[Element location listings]
★ ★ ★

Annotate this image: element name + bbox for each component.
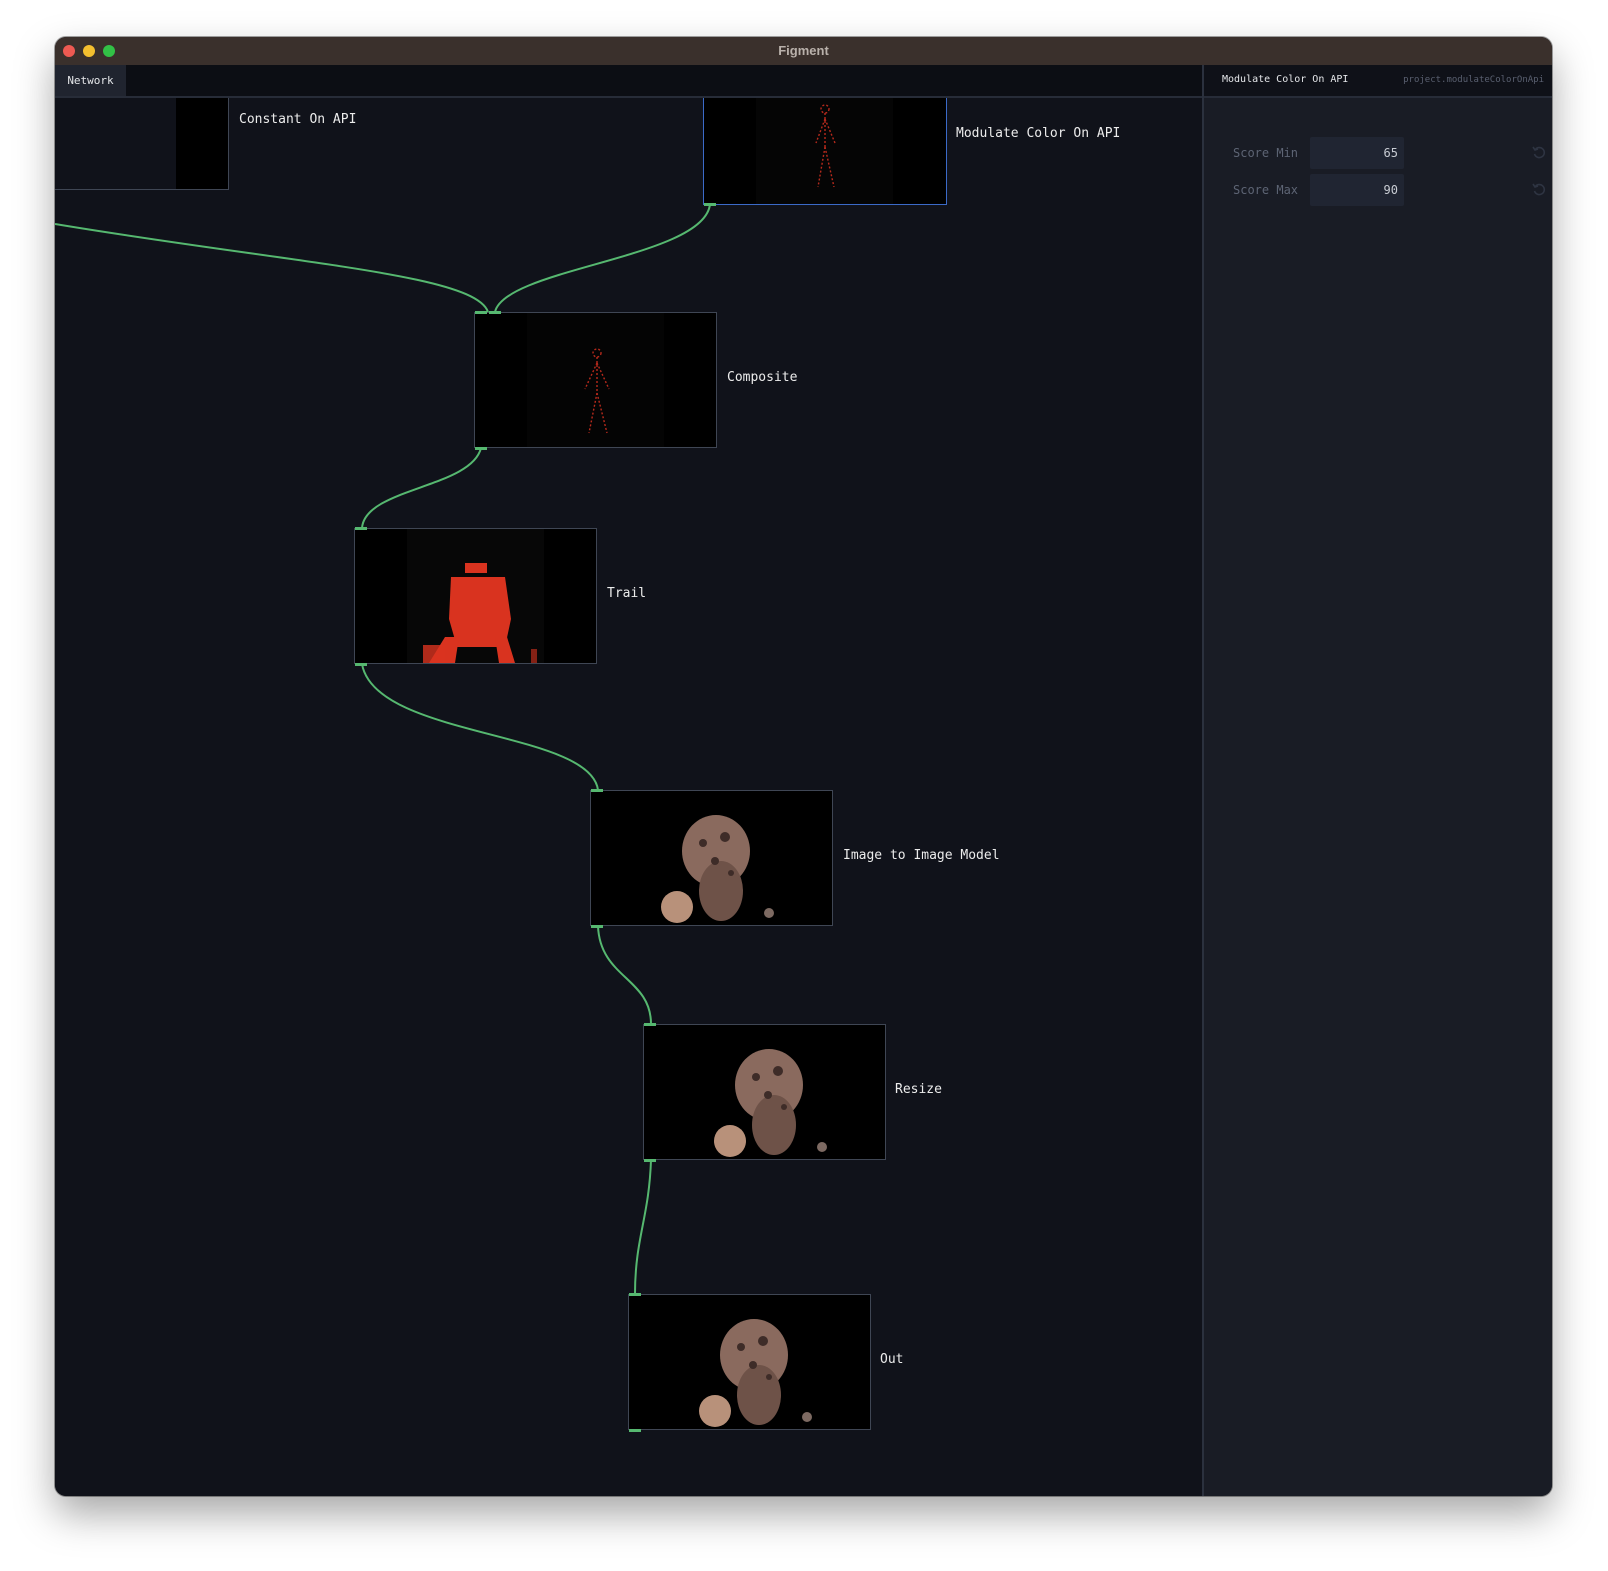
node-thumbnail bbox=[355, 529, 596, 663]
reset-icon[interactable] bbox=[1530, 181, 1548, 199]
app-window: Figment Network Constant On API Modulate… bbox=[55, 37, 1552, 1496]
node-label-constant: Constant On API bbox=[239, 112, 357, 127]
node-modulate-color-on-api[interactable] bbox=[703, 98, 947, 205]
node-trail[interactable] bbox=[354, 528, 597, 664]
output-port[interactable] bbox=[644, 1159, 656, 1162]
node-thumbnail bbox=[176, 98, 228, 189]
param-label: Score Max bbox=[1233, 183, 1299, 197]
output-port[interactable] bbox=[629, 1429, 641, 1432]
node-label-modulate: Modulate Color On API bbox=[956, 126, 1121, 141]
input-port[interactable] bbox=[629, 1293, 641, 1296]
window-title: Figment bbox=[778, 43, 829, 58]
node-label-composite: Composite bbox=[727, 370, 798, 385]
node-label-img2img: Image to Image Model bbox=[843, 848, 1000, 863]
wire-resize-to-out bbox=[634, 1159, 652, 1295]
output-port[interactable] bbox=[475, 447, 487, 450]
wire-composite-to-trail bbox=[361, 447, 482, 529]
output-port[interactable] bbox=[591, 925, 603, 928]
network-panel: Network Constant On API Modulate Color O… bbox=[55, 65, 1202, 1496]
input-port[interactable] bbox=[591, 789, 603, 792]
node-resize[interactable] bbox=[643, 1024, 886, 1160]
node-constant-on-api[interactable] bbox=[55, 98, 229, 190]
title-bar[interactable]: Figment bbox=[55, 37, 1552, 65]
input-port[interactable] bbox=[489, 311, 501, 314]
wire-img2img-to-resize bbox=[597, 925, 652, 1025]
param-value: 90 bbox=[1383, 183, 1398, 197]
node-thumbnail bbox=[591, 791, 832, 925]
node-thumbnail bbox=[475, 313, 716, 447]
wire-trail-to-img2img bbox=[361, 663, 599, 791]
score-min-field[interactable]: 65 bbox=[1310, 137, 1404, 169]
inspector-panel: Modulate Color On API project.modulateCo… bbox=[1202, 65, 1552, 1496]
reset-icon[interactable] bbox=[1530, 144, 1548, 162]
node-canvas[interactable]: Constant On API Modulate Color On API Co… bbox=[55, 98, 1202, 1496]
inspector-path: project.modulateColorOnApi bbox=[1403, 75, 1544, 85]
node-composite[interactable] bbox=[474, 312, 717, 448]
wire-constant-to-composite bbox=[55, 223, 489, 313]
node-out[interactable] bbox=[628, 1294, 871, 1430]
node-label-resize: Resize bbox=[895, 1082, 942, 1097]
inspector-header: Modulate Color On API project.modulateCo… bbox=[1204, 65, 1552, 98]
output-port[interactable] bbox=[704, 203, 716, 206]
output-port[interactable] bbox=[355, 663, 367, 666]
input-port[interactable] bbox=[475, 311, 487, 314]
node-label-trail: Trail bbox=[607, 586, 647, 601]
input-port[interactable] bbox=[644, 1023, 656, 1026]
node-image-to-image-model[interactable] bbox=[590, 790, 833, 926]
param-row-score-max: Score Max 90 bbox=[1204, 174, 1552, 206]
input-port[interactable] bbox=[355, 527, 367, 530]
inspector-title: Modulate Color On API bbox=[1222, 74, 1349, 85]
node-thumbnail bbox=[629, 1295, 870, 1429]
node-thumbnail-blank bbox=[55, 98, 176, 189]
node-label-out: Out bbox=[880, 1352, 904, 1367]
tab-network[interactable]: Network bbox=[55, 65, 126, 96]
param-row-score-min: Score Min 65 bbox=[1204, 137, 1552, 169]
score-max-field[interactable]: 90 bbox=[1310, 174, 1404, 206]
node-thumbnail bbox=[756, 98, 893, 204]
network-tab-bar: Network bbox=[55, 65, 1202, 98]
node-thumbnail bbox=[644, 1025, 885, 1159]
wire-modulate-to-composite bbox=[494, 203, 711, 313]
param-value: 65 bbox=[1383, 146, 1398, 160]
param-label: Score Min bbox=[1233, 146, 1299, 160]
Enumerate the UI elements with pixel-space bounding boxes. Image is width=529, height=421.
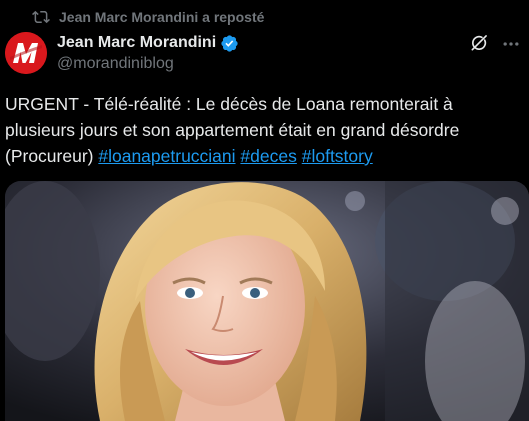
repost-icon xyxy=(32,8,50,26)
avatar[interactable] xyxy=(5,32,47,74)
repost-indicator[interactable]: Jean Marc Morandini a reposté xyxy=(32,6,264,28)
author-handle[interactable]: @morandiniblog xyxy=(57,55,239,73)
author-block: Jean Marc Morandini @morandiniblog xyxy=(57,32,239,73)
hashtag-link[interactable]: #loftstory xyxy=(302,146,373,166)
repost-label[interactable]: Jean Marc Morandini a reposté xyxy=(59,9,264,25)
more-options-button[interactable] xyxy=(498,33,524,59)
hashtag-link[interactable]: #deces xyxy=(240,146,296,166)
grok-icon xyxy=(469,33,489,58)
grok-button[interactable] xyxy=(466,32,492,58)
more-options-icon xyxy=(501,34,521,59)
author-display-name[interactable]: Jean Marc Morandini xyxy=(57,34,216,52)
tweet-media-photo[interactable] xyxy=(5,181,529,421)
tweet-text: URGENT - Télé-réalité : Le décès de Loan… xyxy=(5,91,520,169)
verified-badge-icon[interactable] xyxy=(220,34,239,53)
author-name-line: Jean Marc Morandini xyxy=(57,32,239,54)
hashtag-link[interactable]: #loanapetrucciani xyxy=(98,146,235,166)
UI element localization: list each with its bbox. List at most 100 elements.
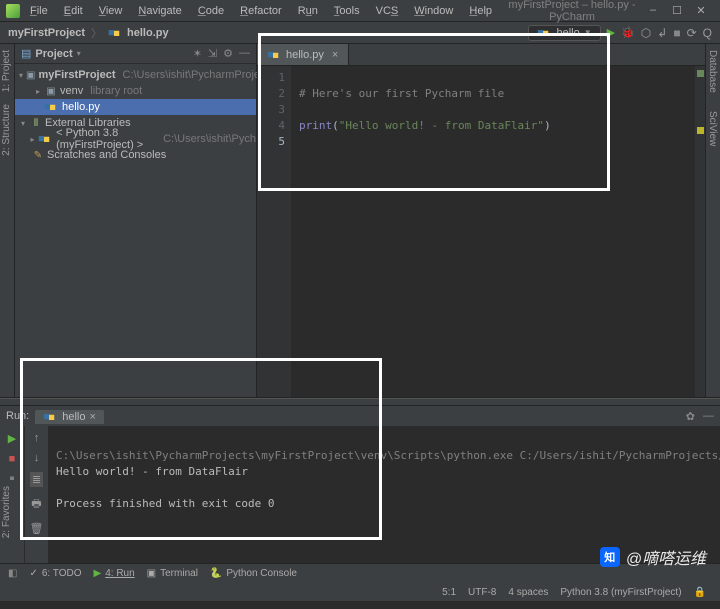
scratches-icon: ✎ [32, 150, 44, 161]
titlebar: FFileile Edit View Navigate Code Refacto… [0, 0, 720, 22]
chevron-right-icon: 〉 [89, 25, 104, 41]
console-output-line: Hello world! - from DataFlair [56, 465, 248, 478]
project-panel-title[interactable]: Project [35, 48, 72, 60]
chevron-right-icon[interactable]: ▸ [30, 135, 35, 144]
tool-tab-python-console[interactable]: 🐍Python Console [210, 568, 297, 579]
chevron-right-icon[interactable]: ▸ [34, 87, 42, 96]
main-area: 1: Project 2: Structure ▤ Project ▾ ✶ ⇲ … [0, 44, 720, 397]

★ ★ ★

▶ **WHAT TO DO**:
Copy all of the items above without any changes, omitting the pictures.

▶ **SOLUTION BELOW**:
Annotate this image: element name + bbox for each component.
node-thumbnail bbox=[355, 529, 596, 663]
reset-icon[interactable] bbox=[1530, 181, 1548, 199]
app-window: Figment Network Constant On API Modulate… bbox=[55, 37, 1552, 1496]
node-label-constant: Constant On API bbox=[239, 112, 357, 127]
node-modulate-color-on-api[interactable] bbox=[703, 98, 947, 205]
node-trail[interactable] bbox=[354, 528, 597, 664]
output-port[interactable] bbox=[644, 1159, 656, 1162]
node-thumbnail bbox=[176, 98, 228, 189]
param-label: Score Max bbox=[1233, 183, 1299, 197]
output-port[interactable] bbox=[629, 1429, 641, 1432]
node-label-modulate: Modulate Color On API bbox=[956, 126, 1121, 141]
input-port[interactable] bbox=[629, 1293, 641, 1296]
window-title: Figment bbox=[778, 43, 829, 58]
node-label-composite: Composite bbox=[727, 370, 798, 385]
node-label-img2img: Image to Image Model bbox=[843, 848, 1000, 863]
wire-resize-to-out bbox=[634, 1159, 652, 1295]
output-port[interactable] bbox=[475, 447, 487, 450]
wire-composite-to-trail bbox=[361, 447, 482, 529]
output-port[interactable] bbox=[591, 925, 603, 928]
network-panel: Network Constant On API Modulate Color O… bbox=[55, 65, 1202, 1496]
input-port[interactable] bbox=[591, 789, 603, 792]
node-resize[interactable] bbox=[643, 1024, 886, 1160]
node-constant-on-api[interactable] bbox=[55, 98, 229, 190]
title-bar[interactable]: Figment bbox=[55, 37, 1552, 65]
input-port[interactable] bbox=[489, 311, 501, 314]
wire-img2img-to-resize bbox=[597, 925, 652, 1025]
param-value: 90 bbox=[1383, 183, 1398, 197]
node-thumbnail bbox=[591, 791, 832, 925]
node-thumbnail bbox=[475, 313, 716, 447]
wire-trail-to-img2img bbox=[361, 663, 599, 791]
score-min-field[interactable]: 65 bbox=[1310, 137, 1404, 169]
inspector-panel: Modulate Color On API project.modulateCo… bbox=[1202, 65, 1552, 1496]
reset-icon[interactable] bbox=[1530, 144, 1548, 162]
node-canvas[interactable]: Constant On API Modulate Color On API Co… bbox=[55, 98, 1202, 1496]
inspector-path: project.modulateColorOnApi bbox=[1403, 75, 1544, 85]
node-composite[interactable] bbox=[474, 312, 717, 448]
wire-constant-to-composite bbox=[55, 223, 489, 313]
node-out[interactable] bbox=[628, 1294, 871, 1430]
node-label-resize: Resize bbox=[895, 1082, 942, 1097]
inspector-header: Modulate Color On API project.modulateCo… bbox=[1204, 65, 1552, 98]
output-port[interactable] bbox=[704, 203, 716, 206]
output-port[interactable] bbox=[355, 663, 367, 666]
input-port[interactable] bbox=[475, 311, 487, 314]
node-label-trail: Trail bbox=[607, 586, 647, 601]
input-port[interactable] bbox=[644, 1023, 656, 1026]
node-image-to-image-model[interactable] bbox=[590, 790, 833, 926]
param-row-score-max: Score Max 90 bbox=[1204, 174, 1552, 206]
input-port[interactable] bbox=[355, 527, 367, 530]
inspector-title: Modulate Color On API bbox=[1222, 74, 1349, 85]
node-thumbnail bbox=[629, 1295, 870, 1429]
node-thumbnail-blank bbox=[55, 98, 176, 189]
node-label-out: Out bbox=[880, 1352, 904, 1367]
tab-network[interactable]: Network bbox=[55, 65, 126, 96]
param-row-score-min: Score Min 65 bbox=[1204, 137, 1552, 169]
score-max-field[interactable]: 90 bbox=[1310, 174, 1404, 206]
node-thumbnail bbox=[756, 98, 893, 204]
network-tab-bar: Network bbox=[55, 65, 1202, 98]
node-thumbnail bbox=[644, 1025, 885, 1159]
wire-modulate-to-composite bbox=[494, 203, 711, 313]
param-value: 65 bbox=[1383, 146, 1398, 160]
param-label: Score Min bbox=[1233, 146, 1299, 160]
Enumerate the UI elements with pixel-space bounding boxes. Image is width=529, height=421.
repost-icon xyxy=(32,8,50,26)
avatar[interactable] xyxy=(5,32,47,74)
repost-indicator[interactable]: Jean Marc Morandini a reposté xyxy=(32,6,264,28)
author-handle[interactable]: @morandiniblog xyxy=(57,55,239,73)
author-block: Jean Marc Morandini @morandiniblog xyxy=(57,32,239,73)
hashtag-link[interactable]: #loftstory xyxy=(302,146,373,166)
repost-label[interactable]: Jean Marc Morandini a reposté xyxy=(59,9,264,25)
more-options-button[interactable] xyxy=(498,33,524,59)
hashtag-link[interactable]: #deces xyxy=(240,146,296,166)
grok-icon xyxy=(469,33,489,58)
grok-button[interactable] xyxy=(466,32,492,58)
more-options-icon xyxy=(501,34,521,59)
author-display-name[interactable]: Jean Marc Morandini xyxy=(57,34,216,52)
tweet-media-photo[interactable] xyxy=(5,181,529,421)
tweet-text: URGENT - Télé-réalité : Le décès de Loan… xyxy=(5,91,520,169)
verified-badge-icon[interactable] xyxy=(220,34,239,53)
author-name-line: Jean Marc Morandini xyxy=(57,32,239,54)
hashtag-link[interactable]: #loanapetrucciani xyxy=(98,146,235,166)
UI element localization: list each with its bbox. List at most 100 elements.
scratches-icon: ✎ [32, 150, 44, 161]
titlebar: FFileile Edit View Navigate Code Refacto… [0, 0, 720, 22]
chevron-right-icon: 〉 [89, 25, 104, 41]
console-output-line: Hello world! - from DataFlair [56, 465, 248, 478]
project-panel-title[interactable]: Project [35, 48, 72, 60]
chevron-right-icon[interactable]: ▸ [30, 135, 35, 144]
tool-tab-python-console[interactable]: 🐍Python Console [210, 568, 297, 579]
chevron-right-icon[interactable]: ▸ [34, 87, 42, 96]
main-area: 1: Project 2: Structure ▤ Project ▾ ✶ ⇲ … [0, 44, 720, 397]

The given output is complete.